Filter the data below for the string "Russell" and copy each matching line.
** start of Material to process **
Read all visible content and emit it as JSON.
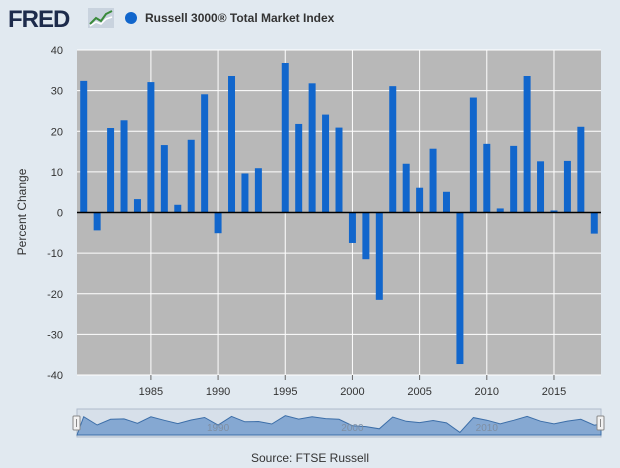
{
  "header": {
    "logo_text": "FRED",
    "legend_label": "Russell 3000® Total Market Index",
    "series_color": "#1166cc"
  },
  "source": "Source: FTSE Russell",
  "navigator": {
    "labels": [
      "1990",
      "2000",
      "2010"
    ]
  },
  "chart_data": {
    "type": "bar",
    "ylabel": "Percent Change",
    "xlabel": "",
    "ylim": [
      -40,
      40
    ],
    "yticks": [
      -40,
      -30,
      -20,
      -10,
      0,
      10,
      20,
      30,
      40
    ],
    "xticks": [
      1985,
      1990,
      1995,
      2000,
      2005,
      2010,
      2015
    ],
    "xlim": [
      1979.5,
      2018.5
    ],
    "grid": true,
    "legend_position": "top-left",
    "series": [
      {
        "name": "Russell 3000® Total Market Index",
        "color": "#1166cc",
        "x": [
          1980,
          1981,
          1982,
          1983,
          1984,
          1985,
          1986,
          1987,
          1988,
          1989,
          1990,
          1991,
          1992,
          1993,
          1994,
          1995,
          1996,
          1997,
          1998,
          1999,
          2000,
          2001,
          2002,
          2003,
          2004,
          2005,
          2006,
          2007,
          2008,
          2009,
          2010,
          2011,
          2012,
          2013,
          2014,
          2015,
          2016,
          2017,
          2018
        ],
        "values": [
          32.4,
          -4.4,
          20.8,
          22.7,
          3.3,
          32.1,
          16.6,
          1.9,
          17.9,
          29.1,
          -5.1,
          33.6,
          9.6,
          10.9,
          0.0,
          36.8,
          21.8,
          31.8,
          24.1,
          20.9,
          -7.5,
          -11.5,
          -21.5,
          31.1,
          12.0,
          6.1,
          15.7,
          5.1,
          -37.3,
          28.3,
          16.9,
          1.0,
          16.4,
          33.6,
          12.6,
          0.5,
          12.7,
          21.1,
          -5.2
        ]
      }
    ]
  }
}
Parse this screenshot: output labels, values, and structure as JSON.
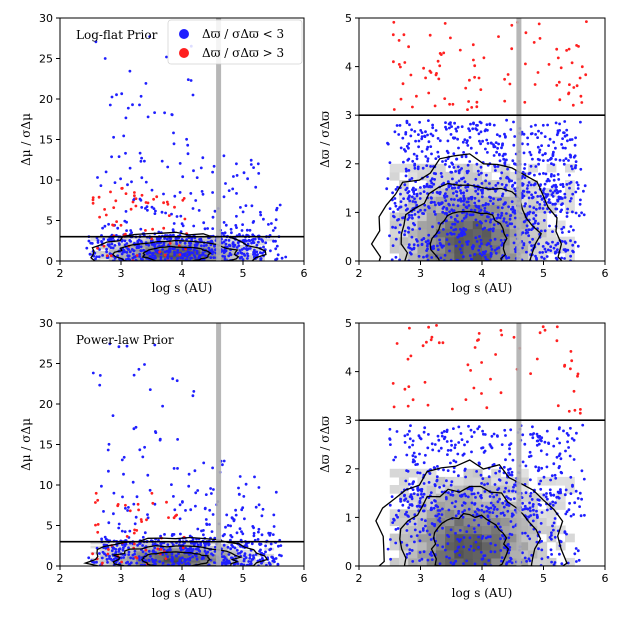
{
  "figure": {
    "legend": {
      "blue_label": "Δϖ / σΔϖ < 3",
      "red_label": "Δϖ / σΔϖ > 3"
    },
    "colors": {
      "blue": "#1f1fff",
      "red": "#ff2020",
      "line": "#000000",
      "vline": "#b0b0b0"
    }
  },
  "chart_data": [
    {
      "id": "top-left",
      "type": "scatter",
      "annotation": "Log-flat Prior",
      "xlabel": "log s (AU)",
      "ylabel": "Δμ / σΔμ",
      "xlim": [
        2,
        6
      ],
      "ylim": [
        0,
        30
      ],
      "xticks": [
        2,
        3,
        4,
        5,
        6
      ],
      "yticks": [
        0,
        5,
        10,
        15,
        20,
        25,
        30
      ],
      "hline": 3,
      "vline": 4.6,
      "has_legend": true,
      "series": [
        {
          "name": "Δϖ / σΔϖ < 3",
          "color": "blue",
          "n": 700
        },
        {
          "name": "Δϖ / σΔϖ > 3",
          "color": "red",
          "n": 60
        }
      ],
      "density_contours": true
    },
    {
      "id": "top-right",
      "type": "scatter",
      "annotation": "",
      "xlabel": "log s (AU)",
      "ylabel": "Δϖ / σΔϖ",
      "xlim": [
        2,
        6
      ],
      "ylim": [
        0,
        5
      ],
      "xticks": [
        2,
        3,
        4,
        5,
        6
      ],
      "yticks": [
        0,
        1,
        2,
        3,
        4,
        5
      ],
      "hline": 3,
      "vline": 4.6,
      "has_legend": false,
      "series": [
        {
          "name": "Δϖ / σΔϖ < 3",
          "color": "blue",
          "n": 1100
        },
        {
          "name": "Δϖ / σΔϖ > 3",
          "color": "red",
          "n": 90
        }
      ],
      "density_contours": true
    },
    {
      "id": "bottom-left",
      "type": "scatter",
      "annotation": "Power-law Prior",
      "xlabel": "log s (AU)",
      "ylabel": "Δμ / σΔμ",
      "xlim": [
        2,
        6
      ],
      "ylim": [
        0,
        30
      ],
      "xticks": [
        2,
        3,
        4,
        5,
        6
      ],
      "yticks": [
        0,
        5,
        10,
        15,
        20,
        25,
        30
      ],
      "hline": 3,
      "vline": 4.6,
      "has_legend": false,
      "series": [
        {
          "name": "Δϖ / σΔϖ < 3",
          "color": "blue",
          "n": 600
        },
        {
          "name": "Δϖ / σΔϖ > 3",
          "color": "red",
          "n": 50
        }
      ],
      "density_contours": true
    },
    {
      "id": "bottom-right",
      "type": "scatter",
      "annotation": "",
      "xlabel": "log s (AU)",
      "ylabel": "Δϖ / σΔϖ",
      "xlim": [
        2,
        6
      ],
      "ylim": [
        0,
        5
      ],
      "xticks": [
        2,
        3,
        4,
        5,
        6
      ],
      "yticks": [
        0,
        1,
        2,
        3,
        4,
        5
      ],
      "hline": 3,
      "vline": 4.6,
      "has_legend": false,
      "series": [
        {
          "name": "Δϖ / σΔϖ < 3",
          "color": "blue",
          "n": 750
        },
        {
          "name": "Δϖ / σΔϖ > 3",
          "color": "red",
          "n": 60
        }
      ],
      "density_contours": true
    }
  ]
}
** end of Material to process **
# Expected output
    "legend_label": "Russell 3000® Total Market Index",
  "source": "Source: FTSE Russell",
        "name": "Russell 3000® Total Market Index",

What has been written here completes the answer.